Give the data again, word for word.

..............................

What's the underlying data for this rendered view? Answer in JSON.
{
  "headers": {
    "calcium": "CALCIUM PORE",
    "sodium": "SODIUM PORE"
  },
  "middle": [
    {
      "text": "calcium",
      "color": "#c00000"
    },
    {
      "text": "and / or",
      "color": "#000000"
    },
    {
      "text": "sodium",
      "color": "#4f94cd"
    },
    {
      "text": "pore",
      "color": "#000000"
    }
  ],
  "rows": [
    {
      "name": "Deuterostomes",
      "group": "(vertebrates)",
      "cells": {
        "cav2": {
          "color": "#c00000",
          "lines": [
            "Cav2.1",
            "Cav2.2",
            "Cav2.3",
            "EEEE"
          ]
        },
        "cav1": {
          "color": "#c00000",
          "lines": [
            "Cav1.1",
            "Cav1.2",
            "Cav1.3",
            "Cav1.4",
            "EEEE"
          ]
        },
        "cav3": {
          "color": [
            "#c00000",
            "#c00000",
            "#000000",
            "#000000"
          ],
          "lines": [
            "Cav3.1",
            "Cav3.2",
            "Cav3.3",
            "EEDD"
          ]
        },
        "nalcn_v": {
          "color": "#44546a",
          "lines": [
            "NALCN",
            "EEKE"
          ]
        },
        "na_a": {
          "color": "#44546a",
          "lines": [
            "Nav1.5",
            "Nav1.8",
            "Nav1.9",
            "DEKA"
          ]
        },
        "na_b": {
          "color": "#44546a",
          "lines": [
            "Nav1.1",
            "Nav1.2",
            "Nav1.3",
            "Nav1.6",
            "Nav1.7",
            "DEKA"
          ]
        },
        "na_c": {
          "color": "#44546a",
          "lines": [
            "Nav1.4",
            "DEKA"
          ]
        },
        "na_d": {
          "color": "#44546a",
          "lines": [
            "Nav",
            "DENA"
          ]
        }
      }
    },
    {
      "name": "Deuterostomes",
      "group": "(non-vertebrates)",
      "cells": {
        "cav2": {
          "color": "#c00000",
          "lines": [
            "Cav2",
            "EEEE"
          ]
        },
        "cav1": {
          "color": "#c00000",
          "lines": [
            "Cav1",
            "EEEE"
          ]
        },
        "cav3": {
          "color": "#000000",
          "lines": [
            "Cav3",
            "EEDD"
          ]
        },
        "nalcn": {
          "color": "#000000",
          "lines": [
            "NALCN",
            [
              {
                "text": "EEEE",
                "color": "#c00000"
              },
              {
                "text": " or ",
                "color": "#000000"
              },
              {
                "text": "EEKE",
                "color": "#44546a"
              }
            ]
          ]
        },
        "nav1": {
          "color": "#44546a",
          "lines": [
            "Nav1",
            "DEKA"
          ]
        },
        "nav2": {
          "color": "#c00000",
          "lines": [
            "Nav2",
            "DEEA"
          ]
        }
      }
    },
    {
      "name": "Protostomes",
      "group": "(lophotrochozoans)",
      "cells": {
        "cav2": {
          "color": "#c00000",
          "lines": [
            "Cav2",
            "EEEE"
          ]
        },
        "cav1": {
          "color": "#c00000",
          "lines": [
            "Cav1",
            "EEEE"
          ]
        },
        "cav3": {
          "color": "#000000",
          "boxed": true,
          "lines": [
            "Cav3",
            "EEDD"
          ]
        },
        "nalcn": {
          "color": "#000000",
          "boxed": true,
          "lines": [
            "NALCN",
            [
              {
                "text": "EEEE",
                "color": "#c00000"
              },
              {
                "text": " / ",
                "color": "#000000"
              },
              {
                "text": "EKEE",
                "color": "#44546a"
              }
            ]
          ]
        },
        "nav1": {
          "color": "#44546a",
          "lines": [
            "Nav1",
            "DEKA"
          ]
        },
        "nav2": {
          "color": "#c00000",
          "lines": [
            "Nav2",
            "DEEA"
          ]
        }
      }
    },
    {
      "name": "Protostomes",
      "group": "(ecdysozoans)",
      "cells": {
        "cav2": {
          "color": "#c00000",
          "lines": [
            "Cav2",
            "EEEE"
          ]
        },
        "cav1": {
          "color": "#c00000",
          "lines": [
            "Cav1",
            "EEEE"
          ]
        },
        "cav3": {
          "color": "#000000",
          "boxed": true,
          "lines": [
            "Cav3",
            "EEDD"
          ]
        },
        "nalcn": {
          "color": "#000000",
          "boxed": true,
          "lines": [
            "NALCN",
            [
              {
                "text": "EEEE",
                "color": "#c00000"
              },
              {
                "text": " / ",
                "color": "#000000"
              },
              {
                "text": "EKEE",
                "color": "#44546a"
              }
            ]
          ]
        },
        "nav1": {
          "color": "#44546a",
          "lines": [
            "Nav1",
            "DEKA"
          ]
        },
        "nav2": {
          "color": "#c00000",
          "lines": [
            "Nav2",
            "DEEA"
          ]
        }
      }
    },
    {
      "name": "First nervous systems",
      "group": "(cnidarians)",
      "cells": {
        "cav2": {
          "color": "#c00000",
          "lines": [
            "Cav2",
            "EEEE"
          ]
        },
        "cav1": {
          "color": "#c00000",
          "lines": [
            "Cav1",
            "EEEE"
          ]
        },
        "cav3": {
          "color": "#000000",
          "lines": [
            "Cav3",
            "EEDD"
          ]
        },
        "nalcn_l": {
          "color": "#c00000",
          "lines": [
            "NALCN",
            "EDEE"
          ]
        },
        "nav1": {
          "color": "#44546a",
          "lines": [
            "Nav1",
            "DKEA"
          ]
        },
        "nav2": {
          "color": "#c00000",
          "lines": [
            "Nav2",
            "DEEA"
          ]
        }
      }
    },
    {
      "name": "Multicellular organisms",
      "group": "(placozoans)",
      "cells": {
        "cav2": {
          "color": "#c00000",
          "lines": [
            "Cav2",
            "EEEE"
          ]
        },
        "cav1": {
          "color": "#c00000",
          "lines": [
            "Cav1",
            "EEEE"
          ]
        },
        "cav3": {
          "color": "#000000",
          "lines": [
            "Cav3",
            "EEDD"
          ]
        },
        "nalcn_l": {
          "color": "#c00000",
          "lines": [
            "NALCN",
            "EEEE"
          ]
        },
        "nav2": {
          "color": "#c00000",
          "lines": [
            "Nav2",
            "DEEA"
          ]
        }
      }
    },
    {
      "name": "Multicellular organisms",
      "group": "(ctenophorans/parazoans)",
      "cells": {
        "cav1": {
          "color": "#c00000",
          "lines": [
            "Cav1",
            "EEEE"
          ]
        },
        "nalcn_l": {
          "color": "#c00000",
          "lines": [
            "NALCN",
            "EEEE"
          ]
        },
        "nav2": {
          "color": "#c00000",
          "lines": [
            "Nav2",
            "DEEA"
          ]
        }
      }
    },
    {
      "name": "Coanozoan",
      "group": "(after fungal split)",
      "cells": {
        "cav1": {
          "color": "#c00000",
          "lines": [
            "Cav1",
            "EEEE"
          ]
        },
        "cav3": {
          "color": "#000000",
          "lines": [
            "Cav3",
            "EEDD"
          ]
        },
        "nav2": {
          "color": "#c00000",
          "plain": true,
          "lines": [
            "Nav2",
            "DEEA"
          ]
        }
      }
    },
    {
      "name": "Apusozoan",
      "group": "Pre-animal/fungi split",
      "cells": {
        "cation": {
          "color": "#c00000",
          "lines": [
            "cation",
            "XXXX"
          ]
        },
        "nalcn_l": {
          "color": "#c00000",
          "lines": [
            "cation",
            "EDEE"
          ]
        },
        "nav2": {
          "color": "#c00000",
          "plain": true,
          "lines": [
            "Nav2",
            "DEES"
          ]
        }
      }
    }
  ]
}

..............................

▸ **REPLY**:
What's the underlying data for this rendered view? Answer in JSON.
{
  "headers": {
    "calcium": "CALCIUM PORE",
    "sodium": "SODIUM PORE"
  },
  "middle": [
    {
      "text": "calcium",
      "color": "#c00000"
    },
    {
      "text": "and / or",
      "color": "#000000"
    },
    {
      "text": "sodium",
      "color": "#4f94cd"
    },
    {
      "text": "pore",
      "color": "#000000"
    }
  ],
  "rows": [
    {
      "name": "Deuterostomes",
      "group": "(vertebrates)",
      "cells": {
        "cav2": {
          "color": "#c00000",
          "lines": [
            "Cav2.1",
            "Cav2.2",
            "Cav2.3",
            "EEEE"
          ]
        },
        "cav1": {
          "color": "#c00000",
          "lines": [
            "Cav1.1",
            "Cav1.2",
            "Cav1.3",
            "Cav1.4",
            "EEEE"
          ]
        },
        "cav3": {
          "color": [
            "#c00000",
            "#c00000",
            "#000000",
            "#000000"
          ],
          "lines": [
            "Cav3.1",
            "Cav3.2",
            "Cav3.3",
            "EEDD"
          ]
        },
        "nalcn_v": {
          "color": "#44546a",
          "lines": [
            "NALCN",
            "EEKE"
          ]
        },
        "na_a": {
          "color": "#44546a",
          "lines": [
            "Nav1.5",
            "Nav1.8",
            "Nav1.9",
            "DEKA"
          ]
        },
        "na_b": {
          "color": "#44546a",
          "lines": [
            "Nav1.1",
            "Nav1.2",
            "Nav1.3",
            "Nav1.6",
            "Nav1.7",
            "DEKA"
          ]
        },
        "na_c": {
          "color": "#44546a",
          "lines": [
            "Nav1.4",
            "DEKA"
          ]
        },
        "na_d": {
          "color": "#44546a",
          "lines": [
            "Nav",
            "DENA"
          ]
        }
      }
    },
    {
      "name": "Deuterostomes",
      "group": "(non-vertebrates)",
      "cells": {
        "cav2": {
          "color": "#c00000",
          "lines": [
            "Cav2",
            "EEEE"
          ]
        },
        "cav1": {
          "color": "#c00000",
          "lines": [
            "Cav1",
            "EEEE"
          ]
        },
        "cav3": {
          "color": "#000000",
          "lines": [
            "Cav3",
            "EEDD"
          ]
        },
        "nalcn": {
          "color": "#000000",
          "lines": [
            "NALCN",
            [
              {
                "text": "EEEE",
                "color": "#c00000"
              },
              {
                "text": " or ",
                "color": "#000000"
              },
              {
                "text": "EEKE",
                "color": "#44546a"
              }
            ]
          ]
        },
        "nav1": {
          "color": "#44546a",
          "lines": [
            "Nav1",
            "DEKA"
          ]
        },
        "nav2": {
          "color": "#c00000",
          "lines": [
            "Nav2",
            "DEEA"
          ]
        }
      }
    },
    {
      "name": "Protostomes",
      "group": "(lophotrochozoans)",
      "cells": {
        "cav2": {
          "color": "#c00000",
          "lines": [
            "Cav2",
            "EEEE"
          ]
        },
        "cav1": {
          "color": "#c00000",
          "lines": [
            "Cav1",
            "EEEE"
          ]
        },
        "cav3": {
          "color": "#000000",
          "boxed": true,
          "lines": [
            "Cav3",
            "EEDD"
          ]
        },
        "nalcn": {
          "color": "#000000",
          "boxed": true,
          "lines": [
            "NALCN",
            [
              {
                "text": "EEEE",
                "color": "#c00000"
              },
              {
                "text": " / ",
                "color": "#000000"
              },
              {
                "text": "EKEE",
                "color": "#44546a"
              }
            ]
          ]
        },
        "nav1": {
          "color": "#44546a",
          "lines": [
            "Nav1",
            "DEKA"
          ]
        },
        "nav2": {
          "color": "#c00000",
          "lines": [
            "Nav2",
            "DEEA"
          ]
        }
      }
    },
    {
      "name": "Protostomes",
      "group": "(ecdysozoans)",
      "cells": {
        "cav2": {
          "color": "#c00000",
          "lines": [
            "Cav2",
            "EEEE"
          ]
        },
        "cav1": {
          "color": "#c00000",
          "lines": [
            "Cav1",
            "EEEE"
          ]
        },
        "cav3": {
          "color": "#000000",
          "boxed": true,
          "lines": [
            "Cav3",
            "EEDD"
          ]
        },
        "nalcn": {
          "color": "#000000",
          "boxed": true,
          "lines": [
            "NALCN",
            [
              {
                "text": "EEEE",
                "color": "#c00000"
              },
              {
                "text": " / ",
                "color": "#000000"
              },
              {
                "text": "EKEE",
                "color": "#44546a"
              }
            ]
          ]
        },
        "nav1": {
          "color": "#44546a",
          "lines": [
            "Nav1",
            "DEKA"
          ]
        },
        "nav2": {
          "color": "#c00000",
          "lines": [
            "Nav2",
            "DEEA"
          ]
        }
      }
    },
    {
      "name": "First nervous systems",
      "group": "(cnidarians)",
      "cells": {
        "cav2": {
          "color": "#c00000",
          "lines": [
            "Cav2",
            "EEEE"
          ]
        },
        "cav1": {
          "color": "#c00000",
          "lines": [
            "Cav1",
            "EEEE"
          ]
        },
        "cav3": {
          "color": "#000000",
          "lines": [
            "Cav3",
            "EEDD"
          ]
        },
        "nalcn_l": {
          "color": "#c00000",
          "lines": [
            "NALCN",
            "EDEE"
          ]
        },
        "nav1": {
          "color": "#44546a",
          "lines": [
            "Nav1",
            "DKEA"
          ]
        },
        "nav2": {
          "color": "#c00000",
          "lines": [
            "Nav2",
            "DEEA"
          ]
        }
      }
    },
    {
      "name": "Multicellular organisms",
      "group": "(placozoans)",
      "cells": {
        "cav2": {
          "color": "#c00000",
          "lines": [
            "Cav2",
            "EEEE"
          ]
        },
        "cav1": {
          "color": "#c00000",
          "lines": [
            "Cav1",
            "EEEE"
          ]
        },
        "cav3": {
          "color": "#000000",
          "lines": [
            "Cav3",
            "EEDD"
          ]
        },
        "nalcn_l": {
          "color": "#c00000",
          "lines": [
            "NALCN",
            "EEEE"
          ]
        },
        "nav2": {
          "color": "#c00000",
          "lines": [
            "Nav2",
            "DEEA"
          ]
        }
      }
    },
    {
      "name": "Multicellular organisms",
      "group": "(ctenophorans/parazoans)",
      "cells": {
        "cav1": {
          "color": "#c00000",
          "lines": [
            "Cav1",
            "EEEE"
          ]
        },
        "nalcn_l": {
          "color": "#c00000",
          "lines": [
            "NALCN",
            "EEEE"
          ]
        },
        "nav2": {
          "color": "#c00000",
          "lines": [
            "Nav2",
            "DEEA"
          ]
        }
      }
    },
    {
      "name": "Coanozoan",
      "group": "(after fungal split)",
      "cells": {
        "cav1": {
          "color": "#c00000",
          "lines": [
            "Cav1",
            "EEEE"
          ]
        },
        "cav3": {
          "color": "#000000",
          "lines": [
            "Cav3",
            "EEDD"
          ]
        },
        "nav2": {
          "color": "#c00000",
          "plain": true,
          "lines": [
            "Nav2",
            "DEEA"
          ]
        }
      }
    },
    {
      "name": "Apusozoan",
      "group": "Pre-animal/fungi split",
      "cells": {
        "cation": {
          "color": "#c00000",
          "lines": [
            "cation",
            "XXXX"
          ]
        },
        "nalcn_l": {
          "color": "#c00000",
          "lines": [
            "cation",
            "EDEE"
          ]
        },
        "nav2": {
          "color": "#c00000",
          "plain": true,
          "lines": [
            "Nav2",
            "DEES"
          ]
        }
      }
    }
  ]
}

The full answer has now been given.